Consegna scritta 1 -
Nella recensione sul diario di Negarville, chi firma l'introduzione a «Clandestino a Parigi»?
Consegna scritta 2 -
Restituisci, per favore, il passo della recensione sul diario di Negarville che comincia con "Un diario comunista" e arriva fino a "un documento straordinario.".
Consegna scritta 3 -
Scrivi il seguito della recensione sul diario di Negarville, riprendendo dopo l'ultima frase riportata.

Estratto scelto -

——————————

Un diario comunista nell’ora più difficile
Scaffale «Clandestino a Parigi» di Celeste Negarville, per Donzelli. Politica e privato del dirigente Pci in queste pagine scritte tra 1940 e 1943 nella Francia occupata
Scaffale «Clandestino a Parigi» di Celeste Negarville, per Donzelli. Politica e privato del dirigente Pci in queste pagine scritte tra 1940 e 1943 nella Francia occupata
La storiografia sul Pci si caratterizza per una grande ricchezza memorialistica, che non ha avuto eguali in altri partiti comunisti. Molto più rari sono stati invece i contributi diaristici. E proprio da questo punto di vista, il diario di Celeste Negarville, pubblicato in Clandestino a Parigi (Donzelli, pp. 164, euro 19) costituisce, come scrive nella sua bella introduzione Aldo Agosti, un documento straordinario.
ESSO, INFATTI, ci permette di seguire dall’interno il periodo forse più lacerante dell’intera storia del Pci, quello successivo alla firma del patto tedesco-sovietico: la rottura traumatica dell’unità antifascista e la ricaduta nell’illegalità, dapprima nell’agonia della Francia durante la «strana guerra» e poi del suo crollo finale sotto l’occupazione tedesca e il regime di Vichy. Inoltre, proprio questo tipo di fonti è il più adatto per riportare le soggettività comuniste alla dimensione umana di persone reali, ciascuna con la propria storia e la propria individualità, al di là di classificazioni astratte e stereotipate, se non proprio «demonizzanti».
Negarville fu allora chiamato a compiti di direzione e anche a delicate incombenze organizzative e logistiche nell’illegalità, in condizioni di altissimo rischio personale. Di qui l’assenza di ogni esplicito riferimento politico in tutta la prima parte del diario, la cui cifra dominante è la cautela cospirativa. E tuttavia le pagine del primo quaderno trasmettono una sensazione di solitudine e di sgomento che sembra unire la sfera politica e quella privata, pur nella continuità della propria storia e della propria «scelta di vita». Sembra qui potersi cogliere non solo il peso dell’immane tragedia dell’occupazione nazi-fascista dell’Europa, ma anche il trauma e l’assenza di prospettive in cui dopo il rinnegamento della stagione dei Fronti popolari erano stati travolti i partiti comunisti, privati di ogni soggettività e ridotti al ruolo di meri spettatori passivi degli eventi in corso.

——————————

Materiale estratto -
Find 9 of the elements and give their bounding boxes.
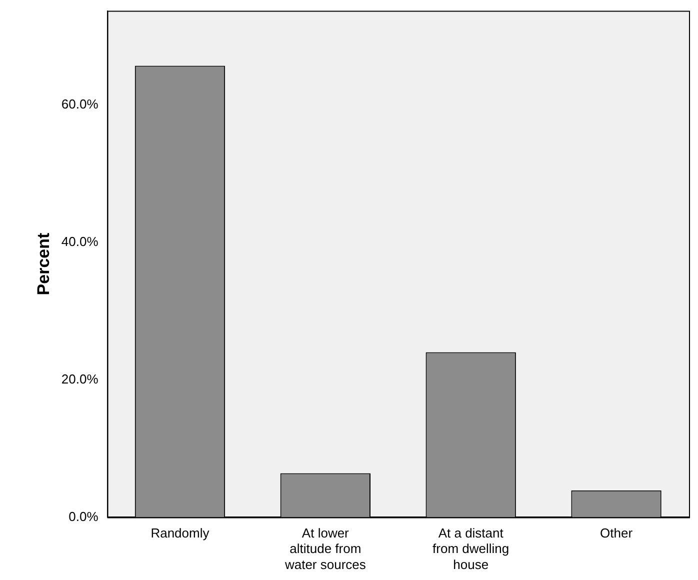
x-tick-label: Randomly	[150, 526, 210, 541]
x-tick-label: At a distant from dwelling house	[432, 526, 510, 572]
y-tick-label: 20.0%	[61, 371, 99, 386]
y-axis-title: Percent	[34, 232, 53, 296]
y-tick-label: 60.0%	[61, 96, 99, 112]
y-tick-label: 0.0%	[68, 508, 99, 524]
x-tick-label: At lower altitude from water sources	[284, 526, 366, 572]
x-tick-label: Other	[600, 526, 634, 541]
y-tick-label: 40.0%	[61, 234, 99, 249]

——————————

Risultato del compito 1 -
Aldo Agosti.

Risultato del compito 2 -
Un diario comunista nell’ora più difficile
Scaffale «Clandestino a Parigi» di Celeste Negarville, per Donzelli. Politica e privato del dirigente Pci in queste pagine scritte tra 1940 e 1943 nella Francia occupata
Scaffale «Clandestino a Parigi» di Celeste Negarville, per Donzelli. Politica e privato del dirigente Pci in queste pagine scritte tra 1940 e 1943 nella Francia occupata
La storiografia sul Pci si caratterizza per una grande ricchezza memorialistica, che non ha avuto eguali in altri partiti comunisti. Molto più rari sono stati invece i contributi diaristici. E proprio da questo punto di vista, il diario di Celeste Negarville, pubblicato in Clandestino a Parigi (Donzelli, pp. 164, euro 19) costituisce, come scrive nella sua bella introduzione Aldo Agosti, un documento straordinario.

Risultato del compito 3 -
RIFERIMENTI POLITICI diretti riemergeranno nel diario solo dopo l’aggressione nazista all’Urss e la riapertura di prospettive di ampio respiro nei movimenti della Resistenza. All’opposto, ciò che prevale per il momento è la dimensione personale di una «vita spezzata» nell’assenza totale di notizie della moglie Nora e della figlia Lucetta, nell’angoscia per la loro sorte, per le rinunce passate e presenti imposte dalla condizione di «rivoluzionario professionale», ma anche nel timore di una definitiva rottura dei legami affettivi e familiari che agita i sogni ricorrenti del clandestino.
Ciò non toglie, tuttavia, che riferimenti politici quanto mai significativi emergano anche da alcune note attinenti alla «sfera privata»: il primo è la rievocazione di un sogno che vede Nora scomparsa nel nulla, forse arrestata e deportata nella «patria del socialismo», il che non poteva che alludere a un’esperienza che lui stesso e la famiglia avevano vissuto in prima persona a Mosca negli anni del «grande terrore»; il secondo riguarda la spersonalizzazione dei rapporti tra i compagni e soprattutto tra i dirigenti del partito, l’impossibilità di stabilire veri legami di amicizia, suscettibili di inquinare il primato assoluto della politica nella «vita interna» dell’organizzazione: il che alludeva al pesante clima inquisitorio affermatosi nel Centro estero sotto la guida di Giuseppe Berti. In tale scenario di grande rilievo appaiono le riflessioni retrospettive, affidate al diario nel settembre 1942, sulla crisi del movimento comunista seguite al patto Hitler-Stalin. È qui che emerge la questione se la politica del Comintern fosse stata giusta nel periodo della «neutralità sovietica» e se «l’identità tra Urss e movimento comunista» fosse stata non già «indispensabile» bensì «nociva» ai partiti comunisti. Note in consonanza con le posizioni assunte al confino da Terracini, che gli sarebbero costate due anni dopo l’esclusione dal partito.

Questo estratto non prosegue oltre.